** start DATASET ROWS **
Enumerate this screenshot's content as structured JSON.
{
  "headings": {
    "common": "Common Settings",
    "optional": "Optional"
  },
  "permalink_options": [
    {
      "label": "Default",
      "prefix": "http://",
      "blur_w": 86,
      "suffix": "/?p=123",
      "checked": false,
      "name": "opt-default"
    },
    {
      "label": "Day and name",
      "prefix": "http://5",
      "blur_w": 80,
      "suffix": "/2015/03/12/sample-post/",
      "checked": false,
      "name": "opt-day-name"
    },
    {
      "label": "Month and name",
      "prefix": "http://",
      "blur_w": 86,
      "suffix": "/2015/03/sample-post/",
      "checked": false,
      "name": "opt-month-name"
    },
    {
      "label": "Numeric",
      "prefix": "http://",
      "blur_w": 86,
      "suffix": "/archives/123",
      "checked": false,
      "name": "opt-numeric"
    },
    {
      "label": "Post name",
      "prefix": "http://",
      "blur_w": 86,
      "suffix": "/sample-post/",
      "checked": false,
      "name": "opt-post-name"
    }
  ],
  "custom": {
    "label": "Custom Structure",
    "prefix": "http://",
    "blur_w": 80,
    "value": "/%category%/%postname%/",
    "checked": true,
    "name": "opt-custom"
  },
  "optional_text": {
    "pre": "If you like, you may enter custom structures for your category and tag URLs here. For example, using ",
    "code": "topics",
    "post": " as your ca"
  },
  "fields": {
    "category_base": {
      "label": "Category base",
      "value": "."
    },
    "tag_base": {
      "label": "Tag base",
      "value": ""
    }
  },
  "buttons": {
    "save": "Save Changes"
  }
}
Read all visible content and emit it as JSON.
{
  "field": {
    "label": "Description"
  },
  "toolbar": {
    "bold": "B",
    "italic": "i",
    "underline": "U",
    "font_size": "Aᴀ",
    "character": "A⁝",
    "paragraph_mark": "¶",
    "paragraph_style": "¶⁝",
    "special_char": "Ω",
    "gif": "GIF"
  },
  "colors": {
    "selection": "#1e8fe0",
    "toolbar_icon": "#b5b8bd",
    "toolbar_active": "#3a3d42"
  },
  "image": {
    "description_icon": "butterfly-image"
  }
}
** end DATASET ROWS **
- WORK REQUIRED: Every record shown above must be echoed exactly.

- ANSWER TO THIS EXERCISE:
Enumerate this screenshot's content as structured JSON.
{
  "headings": {
    "common": "Common Settings",
    "optional": "Optional"
  },
  "permalink_options": [
    {
      "label": "Default",
      "prefix": "http://",
      "blur_w": 86,
      "suffix": "/?p=123",
      "checked": false,
      "name": "opt-default"
    },
    {
      "label": "Day and name",
      "prefix": "http://5",
      "blur_w": 80,
      "suffix": "/2015/03/12/sample-post/",
      "checked": false,
      "name": "opt-day-name"
    },
    {
      "label": "Month and name",
      "prefix": "http://",
      "blur_w": 86,
      "suffix": "/2015/03/sample-post/",
      "checked": false,
      "name": "opt-month-name"
    },
    {
      "label": "Numeric",
      "prefix": "http://",
      "blur_w": 86,
      "suffix": "/archives/123",
      "checked": false,
      "name": "opt-numeric"
    },
    {
      "label": "Post name",
      "prefix": "http://",
      "blur_w": 86,
      "suffix": "/sample-post/",
      "checked": false,
      "name": "opt-post-name"
    }
  ],
  "custom": {
    "label": "Custom Structure",
    "prefix": "http://",
    "blur_w": 80,
    "value": "/%category%/%postname%/",
    "checked": true,
    "name": "opt-custom"
  },
  "optional_text": {
    "pre": "If you like, you may enter custom structures for your category and tag URLs here. For example, using ",
    "code": "topics",
    "post": " as your ca"
  },
  "fields": {
    "category_base": {
      "label": "Category base",
      "value": "."
    },
    "tag_base": {
      "label": "Tag base",
      "value": ""
    }
  },
  "buttons": {
    "save": "Save Changes"
  }
}
Read all visible content and emit it as JSON.
{
  "field": {
    "label": "Description"
  },
  "toolbar": {
    "bold": "B",
    "italic": "i",
    "underline": "U",
    "font_size": "Aᴀ",
    "character": "A⁝",
    "paragraph_mark": "¶",
    "paragraph_style": "¶⁝",
    "special_char": "Ω",
    "gif": "GIF"
  },
  "colors": {
    "selection": "#1e8fe0",
    "toolbar_icon": "#b5b8bd",
    "toolbar_active": "#3a3d42"
  },
  "image": {
    "description_icon": "butterfly-image"
  }
}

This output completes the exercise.